╭──

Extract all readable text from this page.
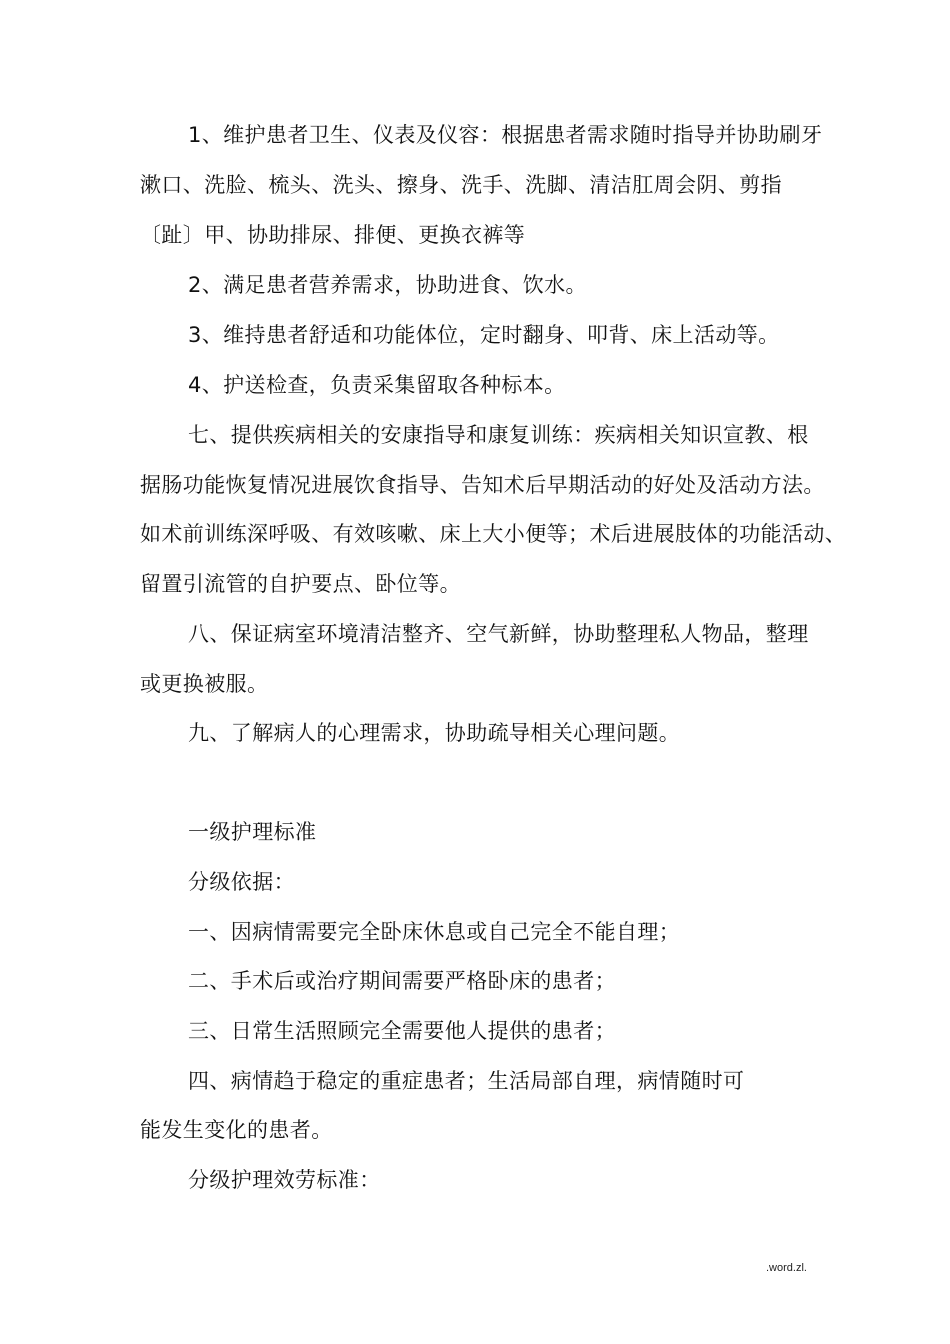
1、维护患者卫生、仪表及仪容：根据患者需求随时指导并协助刷牙
漱口、洗脸、梳头、洗头、擦身、洗手、洗脚、清洁肛周会阴、剪指
〔趾〕甲、协助排尿、排便、更换衣裤等
2、满足患者营养需求，协助进食、饮水。
3、维持患者舒适和功能体位，定时翻身、叩背、床上活动等。
4、护送检查，负责采集留取各种标本。
七、提供疾病相关的安康指导和康复训练：疾病相关知识宣教、根
据肠功能恢复情况进展饮食指导、告知术后早期活动的好处及活动方法。
如术前训练深呼吸、有效咳嗽、床上大小便等；术后进展肢体的功能活动、
留置引流管的自护要点、卧位等。
八、保证病室环境清洁整齐、空气新鲜，协助整理私人物品，整理
或更换被服。
九、了解病人的心理需求，协助疏导相关心理问题。
一级护理标准
分级依据：
一、因病情需要完全卧床休息或自己完全不能自理；
二、手术后或治疗期间需要严格卧床的患者；
三、日常生活照顾完全需要他人提供的患者；
四、病情趋于稳定的重症患者；生活局部自理，病情随时可
能发生变化的患者。
分级护理效劳标准：
.word.zl.
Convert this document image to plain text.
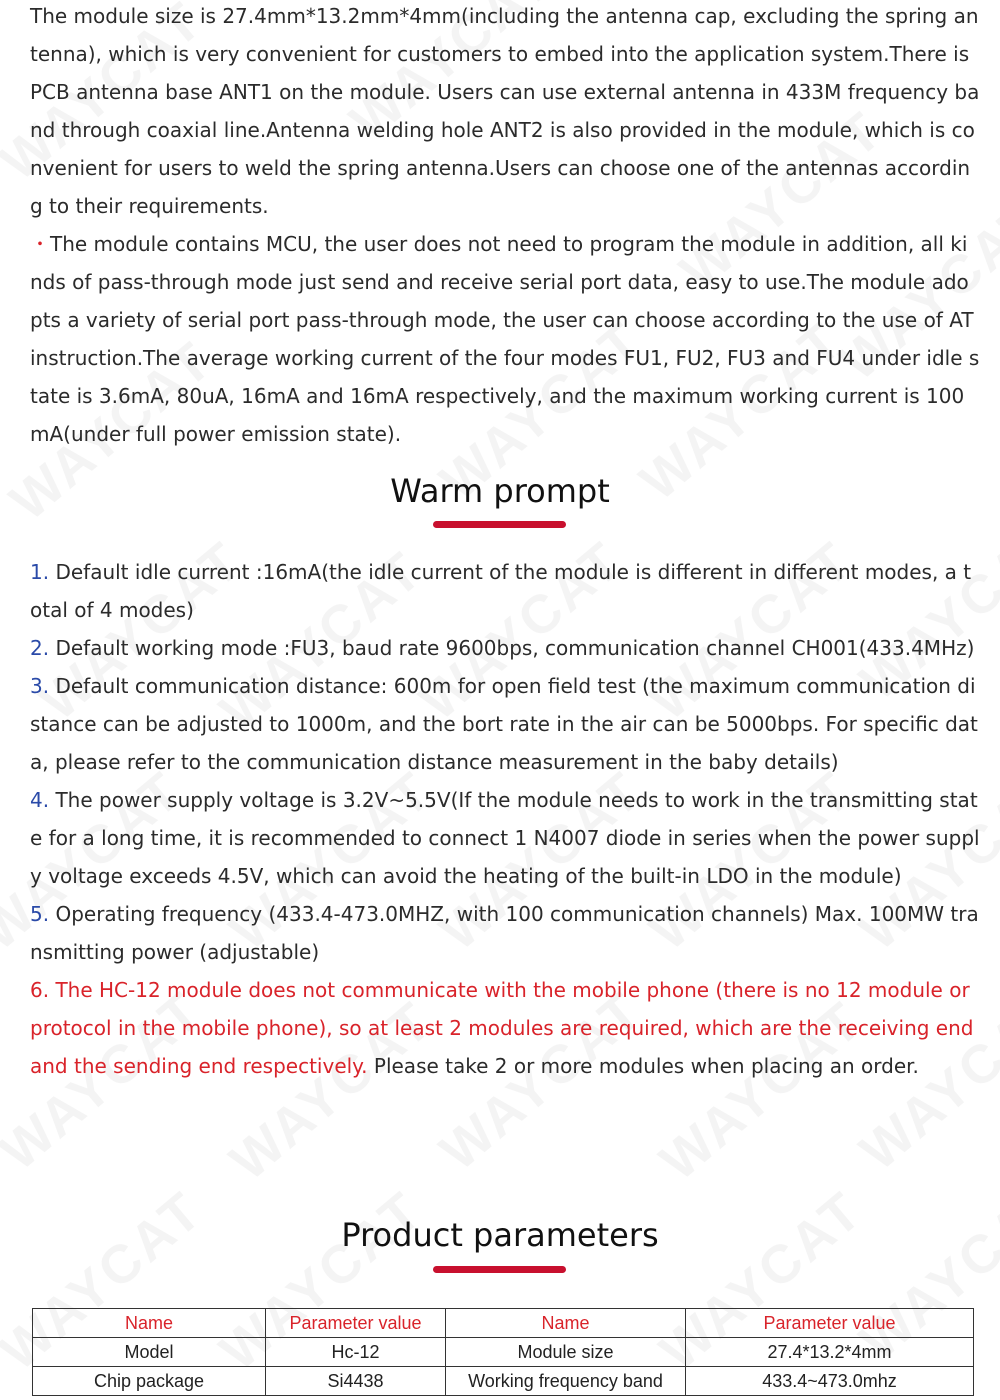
The module size is 27.4mm*13.2mm*4mm(including the antenna cap, excluding the spring antenna), which is very convenient for customers to embed into the application system.There is PCB antenna base ANT1 on the module. Users can use external antenna in 433M frequency band through coaxial line.Antenna welding hole ANT2 is also provided in the module, which is convenient for users to weld the spring antenna.Users can choose one of the antennas according to their requirements.
・The module contains MCU, the user does not need to program the module in addition, all kinds of pass-through mode just send and receive serial port data, easy to use.The module adopts a variety of serial port pass-through mode, the user can choose according to the use of AT instruction.The average working current of the four modes FU1, FU2, FU3 and FU4 under idle state is 3.6mA, 80uA, 16mA and 16mA respectively, and the maximum working current is 100mA(under full power emission state).
Warm prompt
1. Default idle current :16mA(the idle current of the module is different in different modes, a total of 4 modes)
2. Default working mode :FU3, baud rate 9600bps, communication channel CH001(433.4MHz)
3. Default communication distance: 600m for open field test (the maximum communication distance can be adjusted to 1000m, and the bort rate in the air can be 5000bps. For specific data, please refer to the communication distance measurement in the baby details)
4. The power supply voltage is 3.2V~5.5V(If the module needs to work in the transmitting state for a long time, it is recommended to connect 1 N4007 diode in series when the power supply voltage exceeds 4.5V, which can avoid the heating of the built-in LDO in the module)
5. Operating frequency (433.4-473.0MHZ, with 100 communication channels) Max. 100MW transmitting power (adjustable)
6. The HC-12 module does not communicate with the mobile phone (there is no 12 module or protocol in the mobile phone), so at least 2 modules are required, which are the receiving end and the sending end respectively. Please take 2 or more modules when placing an order.
Product parameters
Name	Parameter value	Name	Parameter value
Model	Hc-12	Module size	27.4*13.2*4mm
Chip package	Si4438	Working frequency band	433.4~473.0mhz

╰──

**OBJECTIVE**
Using the records above, copy each line that contains "frequency".

**TASK OUTPUT**
The module size is 27.4mm*13.2mm*4mm(including the antenna cap, excluding the spring antenna), which is very convenient for customers to embed into the application system.There is PCB antenna base ANT1 on the module. Users can use external antenna in 433M frequency band through coaxial line.Antenna welding hole ANT2 is also provided in the module, which is convenient for users to weld the spring antenna.Users can choose one of the antennas according to their requirements.
5. Operating frequency (433.4-473.0MHZ, with 100 communication channels) Max. 100MW transmitting power (adjustable)
Chip package	Si4438	Working frequency band	433.4~473.0mhz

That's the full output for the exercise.